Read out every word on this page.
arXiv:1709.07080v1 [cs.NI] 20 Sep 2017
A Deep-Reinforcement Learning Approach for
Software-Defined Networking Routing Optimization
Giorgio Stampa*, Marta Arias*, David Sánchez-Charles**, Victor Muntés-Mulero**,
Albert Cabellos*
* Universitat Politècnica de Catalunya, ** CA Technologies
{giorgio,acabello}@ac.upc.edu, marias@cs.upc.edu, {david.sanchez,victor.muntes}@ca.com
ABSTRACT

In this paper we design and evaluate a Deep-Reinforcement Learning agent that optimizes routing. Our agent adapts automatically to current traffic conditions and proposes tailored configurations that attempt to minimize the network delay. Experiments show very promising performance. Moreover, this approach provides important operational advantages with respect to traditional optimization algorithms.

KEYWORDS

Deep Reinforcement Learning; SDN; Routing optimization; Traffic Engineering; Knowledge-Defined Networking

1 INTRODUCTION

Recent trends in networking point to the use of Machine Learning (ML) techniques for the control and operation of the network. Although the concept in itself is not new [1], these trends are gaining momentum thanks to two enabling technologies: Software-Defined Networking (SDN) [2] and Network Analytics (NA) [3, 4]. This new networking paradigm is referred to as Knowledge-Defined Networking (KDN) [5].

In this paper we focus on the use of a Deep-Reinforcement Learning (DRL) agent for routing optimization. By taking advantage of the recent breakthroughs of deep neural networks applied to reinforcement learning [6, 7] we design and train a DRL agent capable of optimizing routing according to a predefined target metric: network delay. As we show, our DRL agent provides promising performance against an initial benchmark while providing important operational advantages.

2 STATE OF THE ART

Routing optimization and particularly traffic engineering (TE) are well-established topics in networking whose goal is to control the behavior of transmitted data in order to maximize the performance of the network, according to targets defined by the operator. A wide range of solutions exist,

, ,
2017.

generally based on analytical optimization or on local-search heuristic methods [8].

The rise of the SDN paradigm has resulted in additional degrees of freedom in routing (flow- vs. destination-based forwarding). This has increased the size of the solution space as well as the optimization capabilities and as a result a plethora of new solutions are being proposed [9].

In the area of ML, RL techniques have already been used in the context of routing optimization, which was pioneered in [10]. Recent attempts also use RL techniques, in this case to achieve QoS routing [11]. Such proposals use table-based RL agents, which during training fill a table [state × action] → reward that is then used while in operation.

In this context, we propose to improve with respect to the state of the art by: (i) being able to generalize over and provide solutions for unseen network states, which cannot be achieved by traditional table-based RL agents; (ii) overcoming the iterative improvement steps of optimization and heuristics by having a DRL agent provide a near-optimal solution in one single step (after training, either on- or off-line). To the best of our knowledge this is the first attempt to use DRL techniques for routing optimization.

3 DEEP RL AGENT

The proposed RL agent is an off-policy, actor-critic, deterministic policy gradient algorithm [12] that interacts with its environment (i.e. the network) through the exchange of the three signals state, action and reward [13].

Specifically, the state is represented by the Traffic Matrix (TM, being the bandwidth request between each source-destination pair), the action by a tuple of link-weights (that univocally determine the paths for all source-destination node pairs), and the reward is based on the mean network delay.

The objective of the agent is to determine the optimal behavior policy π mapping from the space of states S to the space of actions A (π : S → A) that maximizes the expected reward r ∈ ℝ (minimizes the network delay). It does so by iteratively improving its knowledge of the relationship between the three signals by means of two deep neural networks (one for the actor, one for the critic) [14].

——————

**Written problem:** Print the records above in full, exactly.

**Solution for this exercise:**
Read out every word on this page.
arXiv:1709.07080v1 [cs.NI] 20 Sep 2017
A Deep-Reinforcement Learning Approach for
Software-Defined Networking Routing Optimization
Giorgio Stampa*, Marta Arias*, David Sánchez-Charles**, Victor Muntés-Mulero**,
Albert Cabellos*
* Universitat Politècnica de Catalunya, ** CA Technologies
{giorgio,acabello}@ac.upc.edu, marias@cs.upc.edu, {david.sanchez,victor.muntes}@ca.com
ABSTRACT

In this paper we design and evaluate a Deep-Reinforcement Learning agent that optimizes routing. Our agent adapts automatically to current traffic conditions and proposes tailored configurations that attempt to minimize the network delay. Experiments show very promising performance. Moreover, this approach provides important operational advantages with respect to traditional optimization algorithms.

KEYWORDS

Deep Reinforcement Learning; SDN; Routing optimization; Traffic Engineering; Knowledge-Defined Networking

1 INTRODUCTION

Recent trends in networking point to the use of Machine Learning (ML) techniques for the control and operation of the network. Although the concept in itself is not new [1], these trends are gaining momentum thanks to two enabling technologies: Software-Defined Networking (SDN) [2] and Network Analytics (NA) [3, 4]. This new networking paradigm is referred to as Knowledge-Defined Networking (KDN) [5].

In this paper we focus on the use of a Deep-Reinforcement Learning (DRL) agent for routing optimization. By taking advantage of the recent breakthroughs of deep neural networks applied to reinforcement learning [6, 7] we design and train a DRL agent capable of optimizing routing according to a predefined target metric: network delay. As we show, our DRL agent provides promising performance against an initial benchmark while providing important operational advantages.

2 STATE OF THE ART

Routing optimization and particularly traffic engineering (TE) are well-established topics in networking whose goal is to control the behavior of transmitted data in order to maximize the performance of the network, according to targets defined by the operator. A wide range of solutions exist,

, ,
2017.

generally based on analytical optimization or on local-search heuristic methods [8].

The rise of the SDN paradigm has resulted in additional degrees of freedom in routing (flow- vs. destination-based forwarding). This has increased the size of the solution space as well as the optimization capabilities and as a result a plethora of new solutions are being proposed [9].

In the area of ML, RL techniques have already been used in the context of routing optimization, which was pioneered in [10]. Recent attempts also use RL techniques, in this case to achieve QoS routing [11]. Such proposals use table-based RL agents, which during training fill a table [state × action] → reward that is then used while in operation.

In this context, we propose to improve with respect to the state of the art by: (i) being able to generalize over and provide solutions for unseen network states, which cannot be achieved by traditional table-based RL agents; (ii) overcoming the iterative improvement steps of optimization and heuristics by having a DRL agent provide a near-optimal solution in one single step (after training, either on- or off-line). To the best of our knowledge this is the first attempt to use DRL techniques for routing optimization.

3 DEEP RL AGENT

The proposed RL agent is an off-policy, actor-critic, deterministic policy gradient algorithm [12] that interacts with its environment (i.e. the network) through the exchange of the three signals state, action and reward [13].

Specifically, the state is represented by the Traffic Matrix (TM, being the bandwidth request between each source-destination pair), the action by a tuple of link-weights (that univocally determine the paths for all source-destination node pairs), and the reward is based on the mean network delay.

The objective of the agent is to determine the optimal behavior policy π mapping from the space of states S to the space of actions A (π : S → A) that maximizes the expected reward r ∈ ℝ (minimizes the network delay). It does so by iteratively improving its knowledge of the relationship between the three signals by means of two deep neural networks (one for the actor, one for the critic) [14].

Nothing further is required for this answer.